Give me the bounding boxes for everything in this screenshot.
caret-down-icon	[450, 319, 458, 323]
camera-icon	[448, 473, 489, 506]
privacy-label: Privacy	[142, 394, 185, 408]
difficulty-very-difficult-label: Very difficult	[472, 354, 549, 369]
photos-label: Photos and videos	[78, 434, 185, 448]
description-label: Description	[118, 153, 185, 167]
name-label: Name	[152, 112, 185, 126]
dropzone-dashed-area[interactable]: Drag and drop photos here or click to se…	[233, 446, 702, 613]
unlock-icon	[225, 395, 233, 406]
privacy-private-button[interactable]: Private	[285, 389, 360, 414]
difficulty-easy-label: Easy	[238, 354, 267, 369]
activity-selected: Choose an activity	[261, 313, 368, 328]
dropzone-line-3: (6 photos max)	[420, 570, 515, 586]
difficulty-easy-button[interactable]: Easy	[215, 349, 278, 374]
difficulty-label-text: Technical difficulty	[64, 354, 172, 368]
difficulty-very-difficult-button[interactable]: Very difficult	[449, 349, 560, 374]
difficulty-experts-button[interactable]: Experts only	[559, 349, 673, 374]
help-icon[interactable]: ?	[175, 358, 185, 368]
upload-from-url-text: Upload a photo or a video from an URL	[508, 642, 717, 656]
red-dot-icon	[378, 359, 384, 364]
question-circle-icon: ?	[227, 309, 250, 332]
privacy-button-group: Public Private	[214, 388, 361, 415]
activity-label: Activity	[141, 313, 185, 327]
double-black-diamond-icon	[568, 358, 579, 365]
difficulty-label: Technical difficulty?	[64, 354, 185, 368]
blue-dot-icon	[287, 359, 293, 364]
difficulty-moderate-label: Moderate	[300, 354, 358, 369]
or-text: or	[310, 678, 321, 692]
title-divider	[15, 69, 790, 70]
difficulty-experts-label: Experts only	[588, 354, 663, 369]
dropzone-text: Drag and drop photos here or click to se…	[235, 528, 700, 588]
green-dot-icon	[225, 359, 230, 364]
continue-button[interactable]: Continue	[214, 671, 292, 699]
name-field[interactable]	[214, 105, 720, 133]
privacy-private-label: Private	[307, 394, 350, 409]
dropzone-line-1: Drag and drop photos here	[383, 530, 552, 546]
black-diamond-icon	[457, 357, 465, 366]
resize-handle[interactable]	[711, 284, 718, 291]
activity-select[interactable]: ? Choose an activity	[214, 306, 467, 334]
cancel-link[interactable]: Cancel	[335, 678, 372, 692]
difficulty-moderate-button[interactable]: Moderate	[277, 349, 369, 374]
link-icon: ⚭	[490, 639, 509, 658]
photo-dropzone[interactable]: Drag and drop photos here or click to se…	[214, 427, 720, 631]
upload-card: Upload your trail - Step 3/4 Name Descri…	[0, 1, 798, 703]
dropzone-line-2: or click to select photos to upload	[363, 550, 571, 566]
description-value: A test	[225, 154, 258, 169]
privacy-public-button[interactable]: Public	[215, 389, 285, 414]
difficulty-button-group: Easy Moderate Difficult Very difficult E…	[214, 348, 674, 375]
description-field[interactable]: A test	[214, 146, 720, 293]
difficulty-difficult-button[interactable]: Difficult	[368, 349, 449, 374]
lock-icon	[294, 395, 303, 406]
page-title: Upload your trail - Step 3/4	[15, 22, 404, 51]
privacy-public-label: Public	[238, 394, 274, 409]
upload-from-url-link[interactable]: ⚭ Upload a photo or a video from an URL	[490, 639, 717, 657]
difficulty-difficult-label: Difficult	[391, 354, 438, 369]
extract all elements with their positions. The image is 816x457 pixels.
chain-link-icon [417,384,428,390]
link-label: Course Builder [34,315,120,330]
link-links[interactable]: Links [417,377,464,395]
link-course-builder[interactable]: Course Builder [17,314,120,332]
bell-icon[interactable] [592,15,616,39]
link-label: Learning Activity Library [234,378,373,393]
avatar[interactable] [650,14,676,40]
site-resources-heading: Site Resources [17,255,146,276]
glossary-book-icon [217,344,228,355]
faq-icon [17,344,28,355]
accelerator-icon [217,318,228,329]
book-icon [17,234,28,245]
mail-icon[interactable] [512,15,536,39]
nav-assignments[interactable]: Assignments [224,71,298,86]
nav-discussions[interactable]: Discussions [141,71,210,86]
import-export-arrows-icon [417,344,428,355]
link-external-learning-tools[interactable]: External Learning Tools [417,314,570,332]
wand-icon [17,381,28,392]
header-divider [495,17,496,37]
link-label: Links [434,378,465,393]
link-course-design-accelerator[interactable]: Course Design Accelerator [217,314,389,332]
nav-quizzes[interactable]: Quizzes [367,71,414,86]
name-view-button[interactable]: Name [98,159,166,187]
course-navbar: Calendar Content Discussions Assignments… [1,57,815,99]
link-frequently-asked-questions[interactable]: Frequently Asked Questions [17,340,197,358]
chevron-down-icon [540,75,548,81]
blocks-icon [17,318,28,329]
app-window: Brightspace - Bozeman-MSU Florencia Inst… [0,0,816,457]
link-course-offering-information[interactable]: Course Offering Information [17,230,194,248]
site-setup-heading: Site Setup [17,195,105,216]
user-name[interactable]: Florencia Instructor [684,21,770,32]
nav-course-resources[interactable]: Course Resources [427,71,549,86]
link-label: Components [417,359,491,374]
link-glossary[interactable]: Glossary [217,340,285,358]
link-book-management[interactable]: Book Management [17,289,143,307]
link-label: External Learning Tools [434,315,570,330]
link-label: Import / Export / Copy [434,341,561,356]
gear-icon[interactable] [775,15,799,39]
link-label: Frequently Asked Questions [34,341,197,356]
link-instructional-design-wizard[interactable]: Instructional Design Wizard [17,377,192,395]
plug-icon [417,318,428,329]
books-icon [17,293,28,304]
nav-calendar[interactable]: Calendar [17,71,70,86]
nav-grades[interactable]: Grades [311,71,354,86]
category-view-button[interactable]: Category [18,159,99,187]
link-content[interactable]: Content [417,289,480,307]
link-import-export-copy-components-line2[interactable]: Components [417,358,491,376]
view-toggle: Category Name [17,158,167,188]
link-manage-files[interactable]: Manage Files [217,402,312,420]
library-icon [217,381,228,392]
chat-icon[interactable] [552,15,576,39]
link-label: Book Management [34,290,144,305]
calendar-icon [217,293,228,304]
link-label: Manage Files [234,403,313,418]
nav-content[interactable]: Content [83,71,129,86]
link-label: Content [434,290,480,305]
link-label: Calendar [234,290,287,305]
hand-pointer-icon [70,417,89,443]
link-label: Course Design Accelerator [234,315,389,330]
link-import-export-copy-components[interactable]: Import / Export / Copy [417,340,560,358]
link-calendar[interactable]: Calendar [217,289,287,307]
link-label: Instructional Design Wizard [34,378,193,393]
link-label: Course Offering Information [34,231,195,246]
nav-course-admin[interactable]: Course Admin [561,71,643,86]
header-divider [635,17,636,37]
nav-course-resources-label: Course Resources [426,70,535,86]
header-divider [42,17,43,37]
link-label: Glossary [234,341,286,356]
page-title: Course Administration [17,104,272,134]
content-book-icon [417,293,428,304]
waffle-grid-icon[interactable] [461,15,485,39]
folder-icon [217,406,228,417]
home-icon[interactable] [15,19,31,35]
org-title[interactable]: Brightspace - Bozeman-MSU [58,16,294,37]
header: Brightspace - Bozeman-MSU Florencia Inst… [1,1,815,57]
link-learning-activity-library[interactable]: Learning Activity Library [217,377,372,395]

# Short problem
Please copy out every line of the material above, character for character, without changing anything.

# Written reply
Give me the bounding boxes for everything in this screenshot.
caret-down-icon	[450, 319, 458, 323]
camera-icon	[448, 473, 489, 506]
privacy-label: Privacy	[142, 394, 185, 408]
difficulty-very-difficult-label: Very difficult	[472, 354, 549, 369]
photos-label: Photos and videos	[78, 434, 185, 448]
description-label: Description	[118, 153, 185, 167]
name-label: Name	[152, 112, 185, 126]
dropzone-dashed-area[interactable]: Drag and drop photos here or click to se…	[233, 446, 702, 613]
unlock-icon	[225, 395, 233, 406]
privacy-private-button[interactable]: Private	[285, 389, 360, 414]
difficulty-easy-label: Easy	[238, 354, 267, 369]
activity-selected: Choose an activity	[261, 313, 368, 328]
dropzone-line-3: (6 photos max)	[420, 570, 515, 586]
difficulty-easy-button[interactable]: Easy	[215, 349, 278, 374]
difficulty-label-text: Technical difficulty	[64, 354, 172, 368]
difficulty-very-difficult-button[interactable]: Very difficult	[449, 349, 560, 374]
difficulty-experts-button[interactable]: Experts only	[559, 349, 673, 374]
help-icon[interactable]: ?	[175, 358, 185, 368]
upload-from-url-text: Upload a photo or a video from an URL	[508, 642, 717, 656]
red-dot-icon	[378, 359, 384, 364]
question-circle-icon: ?	[227, 309, 250, 332]
privacy-button-group: Public Private	[214, 388, 361, 415]
activity-label: Activity	[141, 313, 185, 327]
double-black-diamond-icon	[568, 358, 579, 365]
difficulty-label: Technical difficulty?	[64, 354, 185, 368]
blue-dot-icon	[287, 359, 293, 364]
difficulty-moderate-label: Moderate	[300, 354, 358, 369]
or-text: or	[310, 678, 321, 692]
title-divider	[15, 69, 790, 70]
difficulty-experts-label: Experts only	[588, 354, 663, 369]
dropzone-text: Drag and drop photos here or click to se…	[235, 528, 700, 588]
green-dot-icon	[225, 359, 230, 364]
continue-button[interactable]: Continue	[214, 671, 292, 699]
name-field[interactable]	[214, 105, 720, 133]
privacy-private-label: Private	[307, 394, 350, 409]
dropzone-line-1: Drag and drop photos here	[383, 530, 552, 546]
black-diamond-icon	[457, 357, 465, 366]
resize-handle[interactable]	[711, 284, 718, 291]
activity-select[interactable]: ? Choose an activity	[214, 306, 467, 334]
cancel-link[interactable]: Cancel	[335, 678, 372, 692]
difficulty-moderate-button[interactable]: Moderate	[277, 349, 369, 374]
link-icon: ⚭	[490, 639, 509, 658]
photo-dropzone[interactable]: Drag and drop photos here or click to se…	[214, 427, 720, 631]
upload-card: Upload your trail - Step 3/4 Name Descri…	[0, 1, 798, 703]
dropzone-line-2: or click to select photos to upload	[363, 550, 571, 566]
description-value: A test	[225, 154, 258, 169]
privacy-public-button[interactable]: Public	[215, 389, 285, 414]
difficulty-button-group: Easy Moderate Difficult Very difficult E…	[214, 348, 674, 375]
description-field[interactable]: A test	[214, 146, 720, 293]
difficulty-difficult-button[interactable]: Difficult	[368, 349, 449, 374]
lock-icon	[294, 395, 303, 406]
page-title: Upload your trail - Step 3/4	[15, 22, 404, 51]
privacy-public-label: Public	[238, 394, 274, 409]
upload-from-url-link[interactable]: ⚭ Upload a photo or a video from an URL	[490, 639, 717, 657]
difficulty-difficult-label: Difficult	[391, 354, 438, 369]
extract all elements with their positions. The image is 816x457 pixels.
chain-link-icon [417,384,428,390]
link-label: Course Builder [34,315,120,330]
link-links[interactable]: Links [417,377,464,395]
link-course-builder[interactable]: Course Builder [17,314,120,332]
bell-icon[interactable] [592,15,616,39]
link-label: Learning Activity Library [234,378,373,393]
avatar[interactable] [650,14,676,40]
site-resources-heading: Site Resources [17,255,146,276]
glossary-book-icon [217,344,228,355]
faq-icon [17,344,28,355]
accelerator-icon [217,318,228,329]
book-icon [17,234,28,245]
mail-icon[interactable] [512,15,536,39]
nav-assignments[interactable]: Assignments [224,71,298,86]
nav-discussions[interactable]: Discussions [141,71,210,86]
import-export-arrows-icon [417,344,428,355]
link-external-learning-tools[interactable]: External Learning Tools [417,314,570,332]
wand-icon [17,381,28,392]
header-divider [495,17,496,37]
link-label: Links [434,378,465,393]
link-course-design-accelerator[interactable]: Course Design Accelerator [217,314,389,332]
nav-quizzes[interactable]: Quizzes [367,71,414,86]
name-view-button[interactable]: Name [98,159,166,187]
course-navbar: Calendar Content Discussions Assignments… [1,57,815,99]
link-frequently-asked-questions[interactable]: Frequently Asked Questions [17,340,197,358]
chevron-down-icon [540,75,548,81]
blocks-icon [17,318,28,329]
app-window: Brightspace - Bozeman-MSU Florencia Inst… [0,0,816,457]
link-course-offering-information[interactable]: Course Offering Information [17,230,194,248]
site-setup-heading: Site Setup [17,195,105,216]
user-name[interactable]: Florencia Instructor [684,21,770,32]
nav-course-resources[interactable]: Course Resources [427,71,549,86]
link-label: Components [417,359,491,374]
link-glossary[interactable]: Glossary [217,340,285,358]
link-book-management[interactable]: Book Management [17,289,143,307]
link-label: External Learning Tools [434,315,570,330]
link-label: Import / Export / Copy [434,341,561,356]
gear-icon[interactable] [775,15,799,39]
link-label: Frequently Asked Questions [34,341,197,356]
link-instructional-design-wizard[interactable]: Instructional Design Wizard [17,377,192,395]
plug-icon [417,318,428,329]
books-icon [17,293,28,304]
nav-calendar[interactable]: Calendar [17,71,70,86]
nav-grades[interactable]: Grades [311,71,354,86]
category-view-button[interactable]: Category [18,159,99,187]
link-content[interactable]: Content [417,289,480,307]
link-import-export-copy-components-line2[interactable]: Components [417,358,491,376]
view-toggle: Category Name [17,158,167,188]
link-manage-files[interactable]: Manage Files [217,402,312,420]
library-icon [217,381,228,392]
chat-icon[interactable] [552,15,576,39]
link-label: Book Management [34,290,144,305]
calendar-icon [217,293,228,304]
link-label: Manage Files [234,403,313,418]
nav-content[interactable]: Content [83,71,129,86]
link-label: Content [434,290,480,305]
link-label: Calendar [234,290,287,305]
hand-pointer-icon [70,417,89,443]
link-label: Course Design Accelerator [234,315,389,330]
link-import-export-copy-components[interactable]: Import / Export / Copy [417,340,560,358]
link-calendar[interactable]: Calendar [217,289,287,307]
link-label: Instructional Design Wizard [34,378,193,393]
link-label: Course Offering Information [34,231,195,246]
nav-course-admin[interactable]: Course Admin [561,71,643,86]
header-divider [635,17,636,37]
nav-course-resources-label: Course Resources [426,70,535,86]
header-divider [42,17,43,37]
link-label: Glossary [234,341,286,356]
page-title: Course Administration [17,104,272,134]
content-book-icon [417,293,428,304]
waffle-grid-icon[interactable] [461,15,485,39]
folder-icon [217,406,228,417]
home-icon[interactable] [15,19,31,35]
org-title[interactable]: Brightspace - Bozeman-MSU [58,16,294,37]
header: Brightspace - Bozeman-MSU Florencia Inst… [1,1,815,57]
link-learning-activity-library[interactable]: Learning Activity Library [217,377,372,395]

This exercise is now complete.